_Aim_.
Retype all of the entries word for word.

_Entries supplied_.
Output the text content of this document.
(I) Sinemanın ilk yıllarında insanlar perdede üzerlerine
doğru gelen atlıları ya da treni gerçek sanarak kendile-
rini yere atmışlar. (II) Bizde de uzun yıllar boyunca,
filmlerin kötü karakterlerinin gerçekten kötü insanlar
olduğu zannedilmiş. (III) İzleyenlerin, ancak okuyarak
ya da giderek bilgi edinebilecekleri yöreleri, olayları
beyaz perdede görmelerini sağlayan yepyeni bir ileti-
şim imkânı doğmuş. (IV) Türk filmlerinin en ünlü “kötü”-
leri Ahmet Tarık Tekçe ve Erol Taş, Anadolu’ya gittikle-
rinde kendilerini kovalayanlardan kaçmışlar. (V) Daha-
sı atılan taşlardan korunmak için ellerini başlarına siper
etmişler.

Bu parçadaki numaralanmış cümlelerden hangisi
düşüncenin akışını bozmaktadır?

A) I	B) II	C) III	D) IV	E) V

_Correct response_.
Output the text content of this document.
(I) Sinemanın ilk yıllarında insanlar perdede üzerlerine
doğru gelen atlıları ya da treni gerçek sanarak kendile-
rini yere atmışlar. (II) Bizde de uzun yıllar boyunca,
filmlerin kötü karakterlerinin gerçekten kötü insanlar
olduğu zannedilmiş. (III) İzleyenlerin, ancak okuyarak
ya da giderek bilgi edinebilecekleri yöreleri, olayları
beyaz perdede görmelerini sağlayan yepyeni bir ileti-
şim imkânı doğmuş. (IV) Türk filmlerinin en ünlü “kötü”-
leri Ahmet Tarık Tekçe ve Erol Taş, Anadolu’ya gittikle-
rinde kendilerini kovalayanlardan kaçmışlar. (V) Daha-
sı atılan taşlardan korunmak için ellerini başlarına siper
etmişler.

Bu parçadaki numaralanmış cümlelerden hangisi
düşüncenin akışını bozmaktadır?

A) I	B) II	C) III	D) IV	E) V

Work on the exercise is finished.